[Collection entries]
+-------+
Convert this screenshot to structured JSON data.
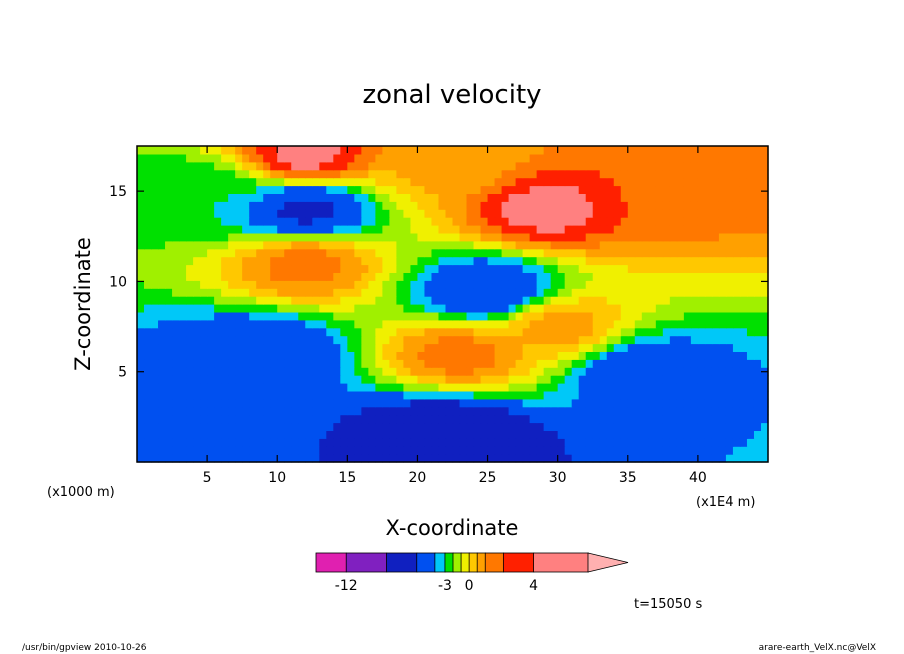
{
  "chart_data": {
    "type": "heatmap",
    "title": "zonal velocity",
    "xlabel": "X-coordinate",
    "ylabel": "Z-coordinate",
    "x_unit": "(x1E4 m)",
    "y_unit": "(x1000 m)",
    "xlim": [
      0,
      45
    ],
    "ylim": [
      0,
      17.5
    ],
    "x_ticks": [
      5,
      10,
      15,
      20,
      25,
      30,
      35,
      40
    ],
    "y_ticks": [
      5,
      10,
      15
    ],
    "colorbar": {
      "levels": [
        -15,
        -12,
        -9,
        -6,
        -4,
        -3,
        -2,
        -1,
        0,
        1,
        2,
        3,
        4,
        6,
        10
      ],
      "colors": [
        "#e020b0",
        "#8020c0",
        "#1020c0",
        "#0050f0",
        "#00c8f8",
        "#00e000",
        "#a0f000",
        "#f0f000",
        "#ffc800",
        "#ffa000",
        "#ff7800",
        "#ff2000",
        "#ff8080",
        "#ffb0b0"
      ],
      "tick_labels": [
        "-12",
        "-3",
        "0",
        "4"
      ],
      "tick_values": [
        -12,
        -3,
        0,
        4
      ],
      "extend": "max"
    },
    "time_label": "t=15050 s",
    "footer_left": "/usr/bin/gpview   2010-10-26",
    "footer_right": "arare-earth_VelX.nc@VelX",
    "features": [
      {
        "x": 12,
        "z": 17,
        "value": 4.5
      },
      {
        "x": 29,
        "z": 14,
        "value": 4.5
      },
      {
        "x": 12,
        "z": 11,
        "value": 2.5
      },
      {
        "x": 22,
        "z": 16.5,
        "value": 1.2
      },
      {
        "x": 40,
        "z": 15,
        "value": 2.5
      },
      {
        "x": 12,
        "z": 14,
        "value": -6.5
      },
      {
        "x": 25,
        "z": 9.5,
        "value": -6
      },
      {
        "x": 9,
        "z": 6,
        "value": -6
      },
      {
        "x": 22,
        "z": 1.5,
        "value": -9
      },
      {
        "x": 36,
        "z": 5,
        "value": -5.5
      },
      {
        "x": 2,
        "z": 1,
        "value": -5
      },
      {
        "x": 23,
        "z": 6,
        "value": 2.5
      },
      {
        "x": 30,
        "z": 7.5,
        "value": 1.5
      },
      {
        "x": 5,
        "z": 15,
        "value": -3
      }
    ]
  }
}
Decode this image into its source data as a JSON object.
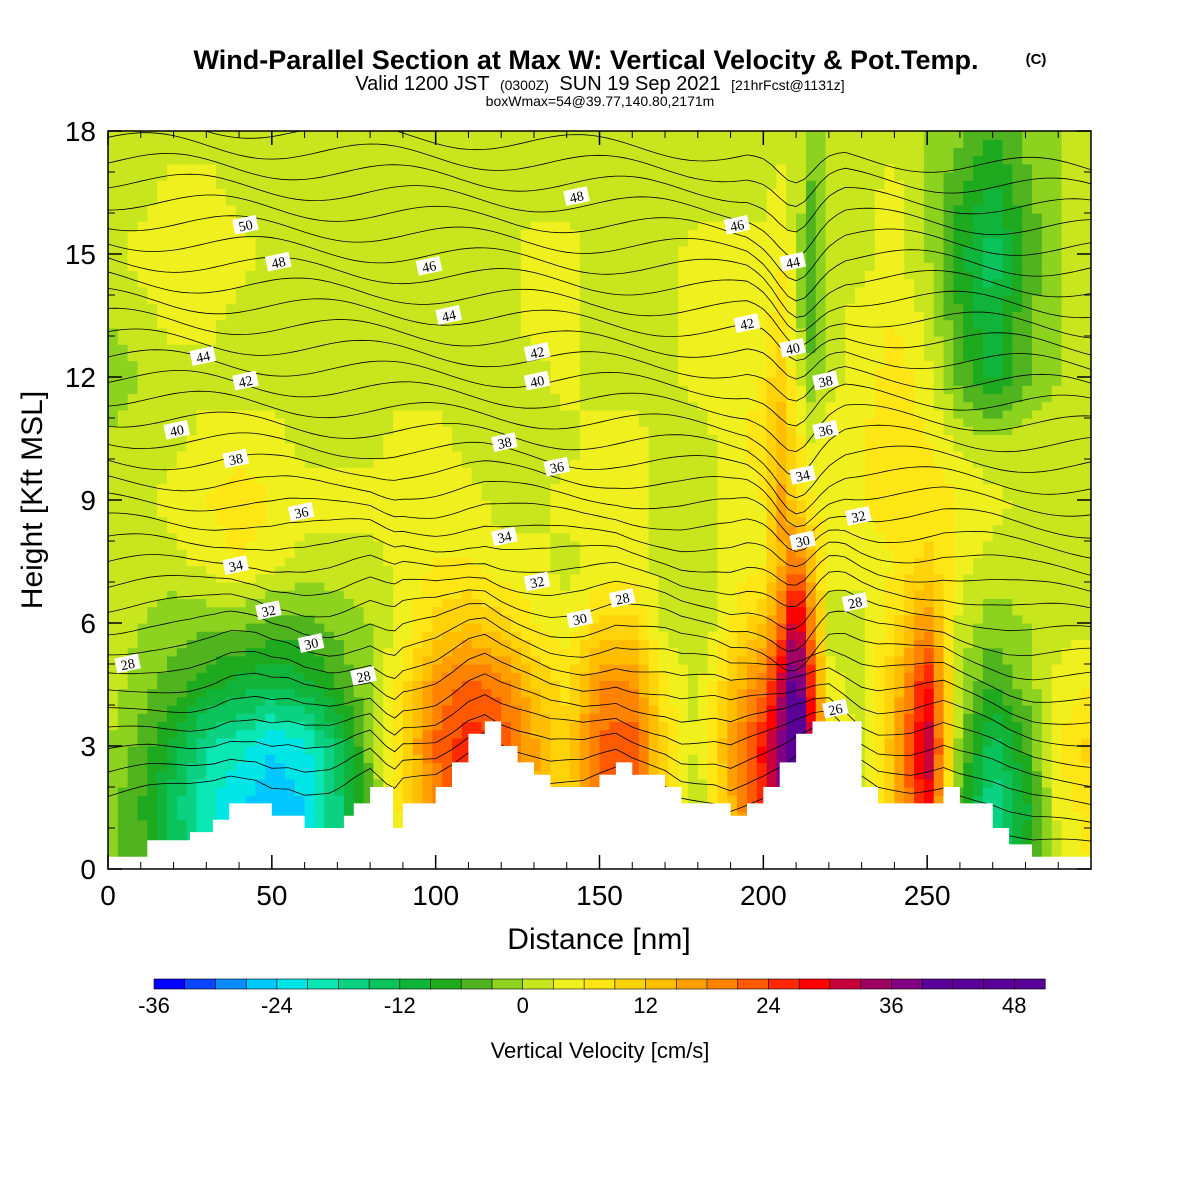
{
  "header": {
    "title": "Wind-Parallel Section at Max W: Vertical Velocity & Pot.Temp.",
    "copyright": "(C)",
    "valid_line": {
      "a": "Valid 1200 JST",
      "b": "(0300Z)",
      "c": "SUN 19 Sep 2021",
      "d": "[21hrFcst@1131z]"
    },
    "box_line": "boxWmax=54@39.77,140.80,2171m"
  },
  "chart_data": {
    "type": "heatmap",
    "title": "Wind-Parallel Section at Max W: Vertical Velocity & Pot.Temp.",
    "xlabel": "Distance [nm]",
    "ylabel": "Height [Kft MSL]",
    "xlim": [
      0,
      300
    ],
    "ylim": [
      0,
      18
    ],
    "xticks": [
      0,
      50,
      100,
      150,
      200,
      250
    ],
    "yticks": [
      0,
      3,
      6,
      9,
      12,
      15,
      18
    ],
    "colorbar": {
      "label": "Vertical Velocity [cm/s]",
      "ticks": [
        -36,
        -24,
        -12,
        0,
        12,
        24,
        36,
        48
      ],
      "bounds": [
        -36,
        51
      ],
      "step": 3,
      "colors": [
        "#0000ff",
        "#0a46ff",
        "#0a8cff",
        "#00c8ff",
        "#00e6e6",
        "#0ae6b4",
        "#0ad282",
        "#0ac35a",
        "#10b43a",
        "#1eaa1e",
        "#50b41e",
        "#8cd21e",
        "#c8e61e",
        "#f0f01e",
        "#ffe614",
        "#ffd20a",
        "#ffbe00",
        "#ffa000",
        "#ff8200",
        "#ff5a00",
        "#ff2800",
        "#ff0000",
        "#c8003c",
        "#a00064",
        "#820082",
        "#5a0096",
        "#5a0096",
        "#5a0096",
        "#5a0096"
      ]
    },
    "wind_grid": {
      "x": [
        0,
        10,
        20,
        30,
        40,
        50,
        60,
        70,
        80,
        90,
        100,
        110,
        120,
        130,
        140,
        150,
        160,
        170,
        180,
        190,
        200,
        205,
        210,
        215,
        220,
        230,
        240,
        250,
        260,
        270,
        280,
        290,
        300
      ],
      "y": [
        0,
        1.5,
        3,
        4.5,
        6,
        7.5,
        9,
        10.5,
        12,
        13.5,
        15,
        16.5,
        18
      ],
      "values": [
        [
          -2,
          -4,
          -12,
          -18,
          -22,
          -24,
          -22,
          -16,
          -6,
          6,
          14,
          18,
          16,
          10,
          6,
          14,
          16,
          4,
          -2,
          10,
          22,
          30,
          48,
          28,
          2,
          -2,
          8,
          20,
          -4,
          -14,
          -8,
          2,
          6
        ],
        [
          -2,
          -6,
          -14,
          -20,
          -24,
          -26,
          -24,
          -16,
          -4,
          8,
          18,
          24,
          20,
          14,
          8,
          20,
          22,
          8,
          0,
          14,
          26,
          34,
          54,
          32,
          4,
          0,
          12,
          30,
          -6,
          -18,
          -10,
          4,
          8
        ],
        [
          0,
          -4,
          -10,
          -18,
          -20,
          -24,
          -22,
          -14,
          -2,
          10,
          22,
          26,
          24,
          16,
          10,
          22,
          24,
          10,
          2,
          16,
          28,
          36,
          52,
          30,
          6,
          2,
          14,
          34,
          -2,
          -14,
          -6,
          6,
          10
        ],
        [
          2,
          -2,
          -4,
          -8,
          -10,
          -12,
          -10,
          -6,
          0,
          8,
          18,
          22,
          20,
          12,
          8,
          18,
          18,
          6,
          2,
          12,
          20,
          30,
          44,
          24,
          4,
          2,
          12,
          28,
          0,
          -6,
          -2,
          4,
          6
        ],
        [
          2,
          0,
          -2,
          -2,
          -2,
          -4,
          -4,
          -2,
          0,
          4,
          10,
          12,
          10,
          6,
          4,
          10,
          10,
          2,
          0,
          6,
          12,
          20,
          34,
          18,
          2,
          2,
          8,
          18,
          2,
          -2,
          0,
          2,
          2
        ],
        [
          2,
          2,
          2,
          4,
          6,
          4,
          2,
          2,
          2,
          4,
          6,
          6,
          4,
          4,
          2,
          4,
          4,
          2,
          2,
          4,
          6,
          14,
          22,
          12,
          4,
          4,
          6,
          10,
          4,
          2,
          2,
          2,
          2
        ],
        [
          2,
          2,
          4,
          6,
          8,
          6,
          4,
          4,
          4,
          4,
          4,
          4,
          2,
          2,
          4,
          4,
          4,
          2,
          2,
          4,
          6,
          16,
          10,
          6,
          4,
          6,
          8,
          8,
          6,
          4,
          2,
          2,
          2
        ],
        [
          0,
          2,
          2,
          4,
          4,
          4,
          2,
          2,
          2,
          4,
          4,
          2,
          0,
          2,
          2,
          4,
          4,
          2,
          2,
          4,
          8,
          14,
          8,
          2,
          4,
          6,
          8,
          6,
          2,
          0,
          2,
          2,
          2
        ],
        [
          -2,
          0,
          2,
          2,
          2,
          2,
          2,
          2,
          2,
          2,
          2,
          2,
          2,
          2,
          4,
          2,
          2,
          2,
          4,
          4,
          6,
          12,
          4,
          -2,
          2,
          4,
          8,
          4,
          -4,
          -10,
          -4,
          0,
          2
        ],
        [
          0,
          2,
          4,
          4,
          2,
          2,
          2,
          2,
          2,
          2,
          2,
          2,
          2,
          4,
          4,
          2,
          2,
          2,
          4,
          4,
          4,
          8,
          2,
          -6,
          2,
          4,
          6,
          2,
          -6,
          -12,
          -4,
          0,
          2
        ],
        [
          2,
          4,
          6,
          6,
          4,
          2,
          2,
          2,
          2,
          2,
          2,
          2,
          2,
          4,
          4,
          2,
          2,
          2,
          4,
          4,
          4,
          6,
          2,
          -6,
          0,
          2,
          4,
          0,
          -8,
          -14,
          -6,
          0,
          2
        ],
        [
          2,
          2,
          4,
          4,
          2,
          2,
          2,
          2,
          2,
          2,
          2,
          2,
          2,
          2,
          2,
          2,
          2,
          2,
          2,
          2,
          2,
          4,
          2,
          -4,
          0,
          2,
          4,
          0,
          -6,
          -10,
          -4,
          0,
          2
        ],
        [
          0,
          2,
          2,
          2,
          2,
          2,
          0,
          0,
          0,
          2,
          2,
          0,
          0,
          2,
          2,
          0,
          0,
          2,
          2,
          2,
          2,
          2,
          2,
          -2,
          0,
          2,
          2,
          0,
          -2,
          -6,
          -2,
          0,
          0
        ]
      ]
    },
    "terrain": {
      "x": [
        0,
        12,
        25,
        32,
        37,
        45,
        50,
        55,
        60,
        68,
        72,
        75,
        80,
        87,
        90,
        100,
        105,
        110,
        115,
        120,
        125,
        130,
        135,
        145,
        150,
        155,
        160,
        170,
        175,
        185,
        190,
        195,
        200,
        205,
        210,
        215,
        220,
        230,
        235,
        240,
        245,
        255,
        260,
        270,
        275,
        282,
        290,
        300
      ],
      "height": [
        0.3,
        0.7,
        0.9,
        1.2,
        1.6,
        1.6,
        1.3,
        1.3,
        1.0,
        1.0,
        1.3,
        1.6,
        2.0,
        1.0,
        1.6,
        2.0,
        2.6,
        3.3,
        3.6,
        3.0,
        2.6,
        2.3,
        2.0,
        2.0,
        2.3,
        2.6,
        2.3,
        2.0,
        1.6,
        1.6,
        1.3,
        1.6,
        2.0,
        2.6,
        3.3,
        3.6,
        3.6,
        2.0,
        1.6,
        1.6,
        1.6,
        2.0,
        1.6,
        1.0,
        0.6,
        0.3,
        0.3,
        0.3
      ]
    },
    "theta_labels": [
      {
        "text": "50",
        "x": 42,
        "y": 15.7
      },
      {
        "text": "48",
        "x": 52,
        "y": 14.8
      },
      {
        "text": "46",
        "x": 98,
        "y": 14.7
      },
      {
        "text": "48",
        "x": 143,
        "y": 16.4
      },
      {
        "text": "46",
        "x": 192,
        "y": 15.7
      },
      {
        "text": "44",
        "x": 104,
        "y": 13.5
      },
      {
        "text": "44",
        "x": 29,
        "y": 12.5
      },
      {
        "text": "44",
        "x": 209,
        "y": 14.8
      },
      {
        "text": "42",
        "x": 42,
        "y": 11.9
      },
      {
        "text": "42",
        "x": 131,
        "y": 12.6
      },
      {
        "text": "42",
        "x": 195,
        "y": 13.3
      },
      {
        "text": "40",
        "x": 21,
        "y": 10.7
      },
      {
        "text": "40",
        "x": 131,
        "y": 11.9
      },
      {
        "text": "40",
        "x": 209,
        "y": 12.7
      },
      {
        "text": "38",
        "x": 39,
        "y": 10.0
      },
      {
        "text": "38",
        "x": 121,
        "y": 10.4
      },
      {
        "text": "38",
        "x": 219,
        "y": 11.9
      },
      {
        "text": "36",
        "x": 59,
        "y": 8.7
      },
      {
        "text": "36",
        "x": 137,
        "y": 9.8
      },
      {
        "text": "36",
        "x": 219,
        "y": 10.7
      },
      {
        "text": "34",
        "x": 39,
        "y": 7.4
      },
      {
        "text": "34",
        "x": 121,
        "y": 8.1
      },
      {
        "text": "34",
        "x": 212,
        "y": 9.6
      },
      {
        "text": "32",
        "x": 49,
        "y": 6.3
      },
      {
        "text": "32",
        "x": 131,
        "y": 7.0
      },
      {
        "text": "32",
        "x": 229,
        "y": 8.6
      },
      {
        "text": "30",
        "x": 62,
        "y": 5.5
      },
      {
        "text": "30",
        "x": 144,
        "y": 6.1
      },
      {
        "text": "30",
        "x": 212,
        "y": 8.0
      },
      {
        "text": "28",
        "x": 6,
        "y": 5.0
      },
      {
        "text": "28",
        "x": 78,
        "y": 4.7
      },
      {
        "text": "28",
        "x": 157,
        "y": 6.6
      },
      {
        "text": "28",
        "x": 228,
        "y": 6.5
      },
      {
        "text": "26",
        "x": 222,
        "y": 3.9
      }
    ]
  }
}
+-------+
What is asked
From the listing above, collect each line in which the string "xlabel" appears.

Complete response
    "xlabel": "X-coordinate",
    "xlabel": "Distance [nm]",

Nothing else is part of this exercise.